PROBLEM DETAILS: Take every line that has the string "kind" and copy it out.

-- start of SUPPLIED RECORDS --

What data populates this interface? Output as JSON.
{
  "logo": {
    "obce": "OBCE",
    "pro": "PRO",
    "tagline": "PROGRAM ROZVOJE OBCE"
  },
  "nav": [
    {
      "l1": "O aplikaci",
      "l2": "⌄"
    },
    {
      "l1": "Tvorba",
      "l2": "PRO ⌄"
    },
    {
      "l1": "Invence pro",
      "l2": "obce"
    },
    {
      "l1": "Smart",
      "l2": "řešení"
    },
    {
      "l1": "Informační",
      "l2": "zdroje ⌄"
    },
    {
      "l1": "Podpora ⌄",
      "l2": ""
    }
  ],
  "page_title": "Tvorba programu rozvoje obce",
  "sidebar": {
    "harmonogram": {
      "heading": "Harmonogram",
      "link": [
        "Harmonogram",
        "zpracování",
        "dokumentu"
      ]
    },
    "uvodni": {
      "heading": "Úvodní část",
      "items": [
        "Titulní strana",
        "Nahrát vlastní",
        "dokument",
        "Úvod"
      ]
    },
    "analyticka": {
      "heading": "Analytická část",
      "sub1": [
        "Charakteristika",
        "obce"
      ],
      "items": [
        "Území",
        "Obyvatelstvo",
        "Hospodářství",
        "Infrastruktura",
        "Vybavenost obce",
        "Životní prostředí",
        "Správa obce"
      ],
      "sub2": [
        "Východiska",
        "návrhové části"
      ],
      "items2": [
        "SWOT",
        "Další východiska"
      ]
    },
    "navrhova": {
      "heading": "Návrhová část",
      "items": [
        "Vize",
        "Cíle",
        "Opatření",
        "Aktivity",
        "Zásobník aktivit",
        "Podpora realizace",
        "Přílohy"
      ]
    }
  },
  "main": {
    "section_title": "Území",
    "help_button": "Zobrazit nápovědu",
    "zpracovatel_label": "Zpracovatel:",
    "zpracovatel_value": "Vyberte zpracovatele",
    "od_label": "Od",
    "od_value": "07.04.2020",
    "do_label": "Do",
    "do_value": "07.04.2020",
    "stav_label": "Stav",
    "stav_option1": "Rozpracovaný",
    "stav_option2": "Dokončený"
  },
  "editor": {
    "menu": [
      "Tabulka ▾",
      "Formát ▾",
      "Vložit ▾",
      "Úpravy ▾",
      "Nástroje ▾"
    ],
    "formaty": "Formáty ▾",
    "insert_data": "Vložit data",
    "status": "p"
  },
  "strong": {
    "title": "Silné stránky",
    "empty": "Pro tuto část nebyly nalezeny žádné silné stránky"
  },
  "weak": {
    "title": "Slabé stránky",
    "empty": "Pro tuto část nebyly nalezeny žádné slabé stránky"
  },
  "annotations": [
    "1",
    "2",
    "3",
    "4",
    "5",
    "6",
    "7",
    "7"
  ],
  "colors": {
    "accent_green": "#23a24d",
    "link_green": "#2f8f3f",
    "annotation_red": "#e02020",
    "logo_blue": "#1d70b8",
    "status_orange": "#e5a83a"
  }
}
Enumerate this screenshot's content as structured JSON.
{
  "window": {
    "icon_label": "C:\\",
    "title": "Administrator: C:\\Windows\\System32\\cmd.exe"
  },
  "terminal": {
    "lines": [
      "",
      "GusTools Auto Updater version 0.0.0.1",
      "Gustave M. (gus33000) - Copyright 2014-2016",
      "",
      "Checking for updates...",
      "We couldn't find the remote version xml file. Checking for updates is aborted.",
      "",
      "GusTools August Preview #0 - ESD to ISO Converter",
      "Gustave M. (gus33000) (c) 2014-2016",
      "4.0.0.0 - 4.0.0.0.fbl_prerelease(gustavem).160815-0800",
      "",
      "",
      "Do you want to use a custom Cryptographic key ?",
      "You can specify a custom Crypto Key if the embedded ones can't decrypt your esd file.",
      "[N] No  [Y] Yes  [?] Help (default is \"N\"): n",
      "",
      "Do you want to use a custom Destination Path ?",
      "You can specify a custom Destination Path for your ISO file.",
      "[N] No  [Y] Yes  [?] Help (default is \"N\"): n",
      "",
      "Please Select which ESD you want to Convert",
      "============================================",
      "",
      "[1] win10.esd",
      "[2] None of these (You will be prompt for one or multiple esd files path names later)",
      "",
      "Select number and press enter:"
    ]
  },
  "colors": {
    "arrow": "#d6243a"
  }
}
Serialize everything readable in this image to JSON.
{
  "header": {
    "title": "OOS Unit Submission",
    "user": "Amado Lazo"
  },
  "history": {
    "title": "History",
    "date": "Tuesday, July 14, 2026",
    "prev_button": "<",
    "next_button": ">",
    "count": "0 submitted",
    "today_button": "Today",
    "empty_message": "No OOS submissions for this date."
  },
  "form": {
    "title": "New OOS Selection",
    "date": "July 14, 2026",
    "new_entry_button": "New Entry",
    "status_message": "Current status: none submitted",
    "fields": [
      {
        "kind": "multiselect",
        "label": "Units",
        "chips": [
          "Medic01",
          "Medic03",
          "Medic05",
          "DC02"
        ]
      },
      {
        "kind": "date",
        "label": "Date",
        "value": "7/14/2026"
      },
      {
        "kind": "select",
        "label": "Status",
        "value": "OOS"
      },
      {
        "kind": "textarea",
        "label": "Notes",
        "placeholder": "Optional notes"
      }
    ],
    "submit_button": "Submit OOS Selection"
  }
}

-- end of SUPPLIED RECORDS --

RESULT OF THE EXERCISE:
        "kind": "multiselect",
        "kind": "date",
        "kind": "select",
        "kind": "textarea",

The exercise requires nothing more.